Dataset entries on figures
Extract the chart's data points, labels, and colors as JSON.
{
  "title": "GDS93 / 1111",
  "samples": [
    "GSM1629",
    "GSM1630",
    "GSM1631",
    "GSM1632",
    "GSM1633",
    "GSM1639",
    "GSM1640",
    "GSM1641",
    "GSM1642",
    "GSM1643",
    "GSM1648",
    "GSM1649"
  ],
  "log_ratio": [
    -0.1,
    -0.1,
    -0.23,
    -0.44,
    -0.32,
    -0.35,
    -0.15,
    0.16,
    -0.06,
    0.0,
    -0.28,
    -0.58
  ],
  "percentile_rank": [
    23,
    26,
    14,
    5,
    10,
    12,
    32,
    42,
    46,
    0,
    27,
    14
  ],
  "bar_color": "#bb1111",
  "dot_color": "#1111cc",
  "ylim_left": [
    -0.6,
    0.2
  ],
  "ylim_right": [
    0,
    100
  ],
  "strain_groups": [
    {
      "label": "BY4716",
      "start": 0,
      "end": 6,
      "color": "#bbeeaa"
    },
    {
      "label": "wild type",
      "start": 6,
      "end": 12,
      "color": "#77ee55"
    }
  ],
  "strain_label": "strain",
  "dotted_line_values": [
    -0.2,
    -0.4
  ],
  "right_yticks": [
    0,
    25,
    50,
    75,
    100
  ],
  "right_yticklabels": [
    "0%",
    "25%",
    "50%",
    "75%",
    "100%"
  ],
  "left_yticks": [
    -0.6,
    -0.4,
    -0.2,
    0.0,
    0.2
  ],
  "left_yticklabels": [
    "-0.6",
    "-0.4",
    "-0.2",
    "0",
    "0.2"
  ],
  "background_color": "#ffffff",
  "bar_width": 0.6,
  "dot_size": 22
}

■ **OBJECTIVE**
Return all of the above records exactly, leaving no line out.

■ **WRITTEN ANSWER**
Extract the chart's data points, labels, and colors as JSON.
{
  "title": "GDS93 / 1111",
  "samples": [
    "GSM1629",
    "GSM1630",
    "GSM1631",
    "GSM1632",
    "GSM1633",
    "GSM1639",
    "GSM1640",
    "GSM1641",
    "GSM1642",
    "GSM1643",
    "GSM1648",
    "GSM1649"
  ],
  "log_ratio": [
    -0.1,
    -0.1,
    -0.23,
    -0.44,
    -0.32,
    -0.35,
    -0.15,
    0.16,
    -0.06,
    0.0,
    -0.28,
    -0.58
  ],
  "percentile_rank": [
    23,
    26,
    14,
    5,
    10,
    12,
    32,
    42,
    46,
    0,
    27,
    14
  ],
  "bar_color": "#bb1111",
  "dot_color": "#1111cc",
  "ylim_left": [
    -0.6,
    0.2
  ],
  "ylim_right": [
    0,
    100
  ],
  "strain_groups": [
    {
      "label": "BY4716",
      "start": 0,
      "end": 6,
      "color": "#bbeeaa"
    },
    {
      "label": "wild type",
      "start": 6,
      "end": 12,
      "color": "#77ee55"
    }
  ],
  "strain_label": "strain",
  "dotted_line_values": [
    -0.2,
    -0.4
  ],
  "right_yticks": [
    0,
    25,
    50,
    75,
    100
  ],
  "right_yticklabels": [
    "0%",
    "25%",
    "50%",
    "75%",
    "100%"
  ],
  "left_yticks": [
    -0.6,
    -0.4,
    -0.2,
    0.0,
    0.2
  ],
  "left_yticklabels": [
    "-0.6",
    "-0.4",
    "-0.2",
    "0",
    "0.2"
  ],
  "background_color": "#ffffff",
  "bar_width": 0.6,
  "dot_size": 22
}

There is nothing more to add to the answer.